→ **PROBLEM TO SOLVE**: Repeat the lines below exactly as they appear, but leave out the images.

(Entries with figure data)
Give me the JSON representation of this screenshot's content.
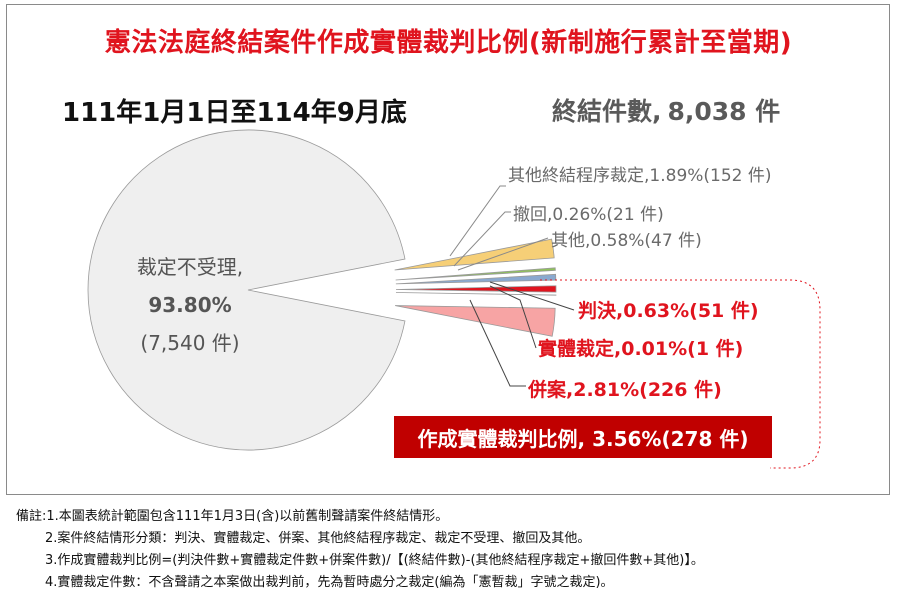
{
  "title": "憲法法庭終結案件作成實體裁判比例(新制施行累計至當期)",
  "period": "111年1月1日至114年9月底",
  "total": {
    "label": "終結件數,",
    "value": "8,038 件"
  },
  "chart_data": {
    "type": "pie",
    "slices": [
      {
        "name": "裁定不受理",
        "percent": 93.8,
        "count": 7540,
        "color": "#efefef",
        "label_lines": [
          "裁定不受理,",
          "93.80%",
          "(7,540 件)"
        ]
      },
      {
        "name": "其他終結程序裁定",
        "percent": 1.89,
        "count": 152,
        "color": "#f6cf77",
        "label": "其他終結程序裁定,1.89%(152 件)"
      },
      {
        "name": "撤回",
        "percent": 0.26,
        "count": 21,
        "color": "#8fc15b",
        "label": "撤回,0.26%(21 件)"
      },
      {
        "name": "其他",
        "percent": 0.58,
        "count": 47,
        "color": "#8aa9cf",
        "label": "其他,0.58%(47 件)"
      },
      {
        "name": "判決",
        "percent": 0.63,
        "count": 51,
        "color": "#e0141e",
        "label": "判決,0.63%(51 件)"
      },
      {
        "name": "實體裁定",
        "percent": 0.01,
        "count": 1,
        "color": "#444444",
        "label": "實體裁定,0.01%(1 件)"
      },
      {
        "name": "併案",
        "percent": 2.81,
        "count": 226,
        "color": "#f7a4a4",
        "label": "併案,2.81%(226 件)"
      }
    ],
    "summary": "作成實體裁判比例, 3.56%(278 件)"
  },
  "notes": [
    "備註:1.本圖表統計範圍包含111年1月3日(含)以前舊制聲請案件終結情形。",
    "2.案件終結情形分類：判決、實體裁定、併案、其他終結程序裁定、裁定不受理、撤回及其他。",
    "3.作成實體裁判比例=(判決件數+實體裁定件數+併案件數)/【(終結件數)-(其他終結程序裁定+撤回件數+其他)】。",
    "4.實體裁定件數：不含聲請之本案做出裁判前，先為暫時處分之裁定(編為「憲暫裁」字號之裁定)。"
  ]
}
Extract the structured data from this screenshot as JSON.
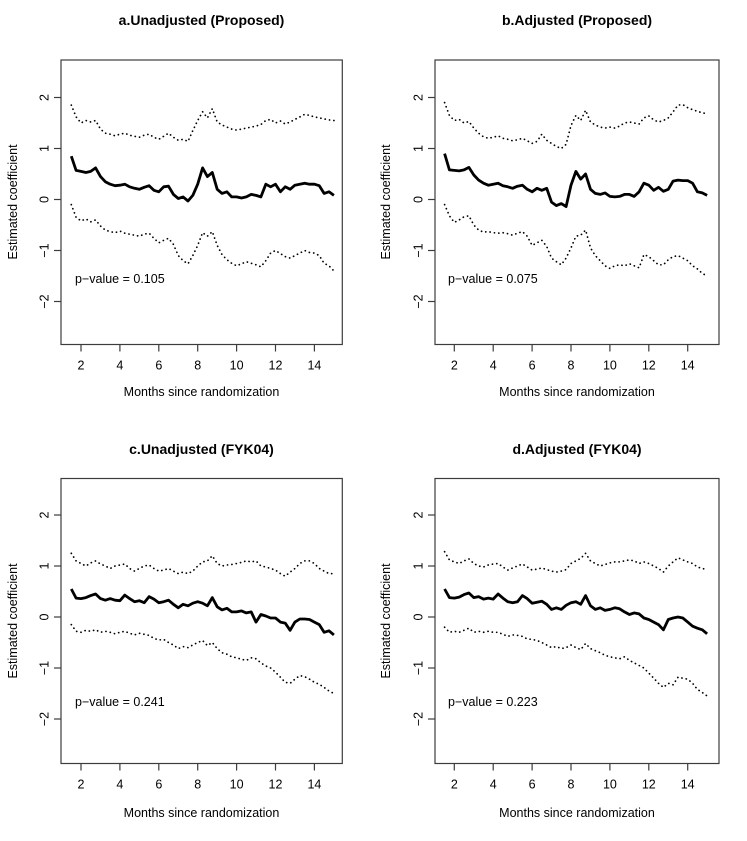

→ **OUTPUT FOR THIS EXERCISE**:
Give me the JSON representation of this screenshot's content.
{
  "title": "憲法法庭終結案件作成實體裁判比例(新制施行累計至當期)",
  "period": "111年1月1日至114年9月底",
  "total": {
    "label": "終結件數,",
    "value": "8,038 件"
  },
  "chart_data": {
    "type": "pie",
    "slices": [
      {
        "name": "裁定不受理",
        "percent": 93.8,
        "count": 7540,
        "color": "#efefef",
        "label_lines": [
          "裁定不受理,",
          "93.80%",
          "(7,540 件)"
        ]
      },
      {
        "name": "其他終結程序裁定",
        "percent": 1.89,
        "count": 152,
        "color": "#f6cf77",
        "label": "其他終結程序裁定,1.89%(152 件)"
      },
      {
        "name": "撤回",
        "percent": 0.26,
        "count": 21,
        "color": "#8fc15b",
        "label": "撤回,0.26%(21 件)"
      },
      {
        "name": "其他",
        "percent": 0.58,
        "count": 47,
        "color": "#8aa9cf",
        "label": "其他,0.58%(47 件)"
      },
      {
        "name": "判決",
        "percent": 0.63,
        "count": 51,
        "color": "#e0141e",
        "label": "判決,0.63%(51 件)"
      },
      {
        "name": "實體裁定",
        "percent": 0.01,
        "count": 1,
        "color": "#444444",
        "label": "實體裁定,0.01%(1 件)"
      },
      {
        "name": "併案",
        "percent": 2.81,
        "count": 226,
        "color": "#f7a4a4",
        "label": "併案,2.81%(226 件)"
      }
    ],
    "summary": "作成實體裁判比例, 3.56%(278 件)"
  },
  "notes": [
    "備註:1.本圖表統計範圍包含111年1月3日(含)以前舊制聲請案件終結情形。",
    "2.案件終結情形分類：判決、實體裁定、併案、其他終結程序裁定、裁定不受理、撤回及其他。",
    "3.作成實體裁判比例=(判決件數+實體裁定件數+併案件數)/【(終結件數)-(其他終結程序裁定+撤回件數+其他)】。",
    "4.實體裁定件數：不含聲請之本案做出裁判前，先為暫時處分之裁定(編為「憲暫裁」字號之裁定)。"
  ]
}
Extract the structured data from this screenshot as JSON.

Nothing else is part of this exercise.